▶ EXERCISE GOAL
Select and reproduce each line of the listing below that bears the string "this".

-*-*-

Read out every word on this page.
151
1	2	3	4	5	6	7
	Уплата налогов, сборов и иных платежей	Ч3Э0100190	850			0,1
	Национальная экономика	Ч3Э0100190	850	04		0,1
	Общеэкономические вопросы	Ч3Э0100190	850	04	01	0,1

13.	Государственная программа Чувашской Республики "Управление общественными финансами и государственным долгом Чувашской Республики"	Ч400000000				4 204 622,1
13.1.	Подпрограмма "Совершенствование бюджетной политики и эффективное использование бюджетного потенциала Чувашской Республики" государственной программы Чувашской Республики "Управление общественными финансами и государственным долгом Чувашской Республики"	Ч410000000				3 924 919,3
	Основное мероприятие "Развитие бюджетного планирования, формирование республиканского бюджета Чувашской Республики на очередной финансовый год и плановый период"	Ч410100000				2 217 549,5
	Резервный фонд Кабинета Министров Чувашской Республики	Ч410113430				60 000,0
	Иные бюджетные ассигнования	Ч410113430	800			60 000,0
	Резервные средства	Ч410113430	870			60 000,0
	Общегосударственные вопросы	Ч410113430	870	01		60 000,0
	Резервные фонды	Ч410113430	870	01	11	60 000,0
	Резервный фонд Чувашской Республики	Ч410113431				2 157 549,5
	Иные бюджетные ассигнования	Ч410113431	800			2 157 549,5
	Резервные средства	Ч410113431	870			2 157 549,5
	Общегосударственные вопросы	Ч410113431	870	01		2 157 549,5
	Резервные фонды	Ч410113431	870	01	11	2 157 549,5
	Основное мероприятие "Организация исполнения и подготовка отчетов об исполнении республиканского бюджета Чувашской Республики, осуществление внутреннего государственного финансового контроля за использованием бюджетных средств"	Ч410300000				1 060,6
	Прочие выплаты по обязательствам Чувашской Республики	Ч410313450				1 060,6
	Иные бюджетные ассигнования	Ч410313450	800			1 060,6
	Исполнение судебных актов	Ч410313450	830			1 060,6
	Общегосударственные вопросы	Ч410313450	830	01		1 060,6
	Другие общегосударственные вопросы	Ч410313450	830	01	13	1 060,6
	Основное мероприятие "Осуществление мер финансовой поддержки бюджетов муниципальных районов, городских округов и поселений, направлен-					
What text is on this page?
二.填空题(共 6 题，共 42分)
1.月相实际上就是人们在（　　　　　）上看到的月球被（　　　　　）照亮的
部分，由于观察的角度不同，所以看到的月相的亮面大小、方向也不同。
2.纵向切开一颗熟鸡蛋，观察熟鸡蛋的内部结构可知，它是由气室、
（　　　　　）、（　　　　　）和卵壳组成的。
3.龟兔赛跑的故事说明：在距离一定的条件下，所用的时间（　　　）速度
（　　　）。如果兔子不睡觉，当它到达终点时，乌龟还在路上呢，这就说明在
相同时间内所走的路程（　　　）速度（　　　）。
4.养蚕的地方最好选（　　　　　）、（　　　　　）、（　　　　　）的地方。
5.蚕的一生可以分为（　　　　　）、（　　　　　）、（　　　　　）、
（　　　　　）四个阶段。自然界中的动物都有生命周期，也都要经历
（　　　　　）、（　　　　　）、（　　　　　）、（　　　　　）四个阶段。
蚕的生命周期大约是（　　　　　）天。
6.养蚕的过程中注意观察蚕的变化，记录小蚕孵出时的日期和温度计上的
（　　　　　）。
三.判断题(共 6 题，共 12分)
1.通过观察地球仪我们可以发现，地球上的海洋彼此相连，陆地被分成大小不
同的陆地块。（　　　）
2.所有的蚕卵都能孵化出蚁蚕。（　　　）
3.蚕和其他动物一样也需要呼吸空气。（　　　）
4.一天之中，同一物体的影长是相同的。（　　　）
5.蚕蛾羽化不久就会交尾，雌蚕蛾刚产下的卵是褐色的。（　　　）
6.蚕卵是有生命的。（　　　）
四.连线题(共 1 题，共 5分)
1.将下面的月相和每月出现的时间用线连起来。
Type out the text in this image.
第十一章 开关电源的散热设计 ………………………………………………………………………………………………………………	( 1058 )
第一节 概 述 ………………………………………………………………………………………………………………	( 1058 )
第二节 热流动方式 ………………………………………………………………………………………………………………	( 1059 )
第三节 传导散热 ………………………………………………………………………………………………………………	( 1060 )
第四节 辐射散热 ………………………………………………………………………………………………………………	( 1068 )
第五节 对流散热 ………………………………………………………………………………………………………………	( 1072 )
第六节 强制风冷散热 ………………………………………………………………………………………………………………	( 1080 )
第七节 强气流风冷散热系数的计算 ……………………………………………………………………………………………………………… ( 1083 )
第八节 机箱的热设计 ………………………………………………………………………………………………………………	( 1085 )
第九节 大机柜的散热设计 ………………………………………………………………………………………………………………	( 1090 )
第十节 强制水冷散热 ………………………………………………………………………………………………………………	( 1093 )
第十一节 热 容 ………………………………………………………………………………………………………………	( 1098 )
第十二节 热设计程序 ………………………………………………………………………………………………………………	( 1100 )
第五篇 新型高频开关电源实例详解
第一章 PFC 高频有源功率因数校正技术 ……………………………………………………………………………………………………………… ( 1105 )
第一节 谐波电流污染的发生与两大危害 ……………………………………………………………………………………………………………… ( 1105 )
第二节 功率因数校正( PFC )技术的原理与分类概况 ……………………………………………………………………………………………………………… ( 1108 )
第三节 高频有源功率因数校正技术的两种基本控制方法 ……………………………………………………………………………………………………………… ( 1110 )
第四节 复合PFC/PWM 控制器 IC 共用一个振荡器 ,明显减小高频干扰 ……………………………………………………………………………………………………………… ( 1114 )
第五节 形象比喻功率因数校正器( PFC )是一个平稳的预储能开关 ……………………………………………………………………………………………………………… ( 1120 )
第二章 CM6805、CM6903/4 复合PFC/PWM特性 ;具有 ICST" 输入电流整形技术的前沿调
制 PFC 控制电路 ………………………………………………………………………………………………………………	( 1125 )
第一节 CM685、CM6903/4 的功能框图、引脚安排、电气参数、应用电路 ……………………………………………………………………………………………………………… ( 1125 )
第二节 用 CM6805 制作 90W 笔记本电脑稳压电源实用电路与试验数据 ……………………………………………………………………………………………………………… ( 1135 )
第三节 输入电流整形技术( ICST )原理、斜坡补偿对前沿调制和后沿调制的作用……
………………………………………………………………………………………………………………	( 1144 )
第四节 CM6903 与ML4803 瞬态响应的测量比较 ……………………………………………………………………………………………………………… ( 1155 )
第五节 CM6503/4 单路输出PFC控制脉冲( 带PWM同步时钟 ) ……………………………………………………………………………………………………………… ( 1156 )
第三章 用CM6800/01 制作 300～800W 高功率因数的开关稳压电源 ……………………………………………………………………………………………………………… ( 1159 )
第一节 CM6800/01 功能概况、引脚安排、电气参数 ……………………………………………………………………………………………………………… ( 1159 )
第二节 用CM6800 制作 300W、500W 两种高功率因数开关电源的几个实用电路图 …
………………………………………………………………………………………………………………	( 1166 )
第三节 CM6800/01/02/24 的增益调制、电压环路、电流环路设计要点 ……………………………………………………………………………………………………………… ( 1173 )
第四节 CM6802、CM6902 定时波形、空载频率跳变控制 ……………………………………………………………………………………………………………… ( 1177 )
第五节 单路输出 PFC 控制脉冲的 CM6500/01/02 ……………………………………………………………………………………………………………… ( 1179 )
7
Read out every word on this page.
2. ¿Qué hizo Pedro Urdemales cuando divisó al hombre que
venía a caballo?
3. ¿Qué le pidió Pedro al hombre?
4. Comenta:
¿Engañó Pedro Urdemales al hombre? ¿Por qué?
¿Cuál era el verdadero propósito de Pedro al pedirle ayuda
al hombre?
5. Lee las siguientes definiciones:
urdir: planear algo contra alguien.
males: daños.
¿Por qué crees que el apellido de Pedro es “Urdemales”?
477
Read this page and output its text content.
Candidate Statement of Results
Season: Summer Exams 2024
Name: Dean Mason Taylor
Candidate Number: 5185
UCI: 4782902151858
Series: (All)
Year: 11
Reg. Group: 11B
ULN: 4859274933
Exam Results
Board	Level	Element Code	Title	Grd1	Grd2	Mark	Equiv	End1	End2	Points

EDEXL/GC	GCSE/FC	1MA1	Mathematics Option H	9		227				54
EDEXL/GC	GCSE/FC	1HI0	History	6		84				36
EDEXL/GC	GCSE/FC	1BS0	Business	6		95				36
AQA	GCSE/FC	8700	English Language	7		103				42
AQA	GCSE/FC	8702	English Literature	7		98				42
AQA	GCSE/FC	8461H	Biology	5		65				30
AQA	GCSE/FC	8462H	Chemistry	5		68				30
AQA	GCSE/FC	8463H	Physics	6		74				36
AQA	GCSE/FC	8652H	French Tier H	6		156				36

-*-*-

▶ SOLUTION BELOW
Read out every word on this page.
What text is on this page?
Type out the text in this image.
Read out every word on this page.
Read this page and output its text content.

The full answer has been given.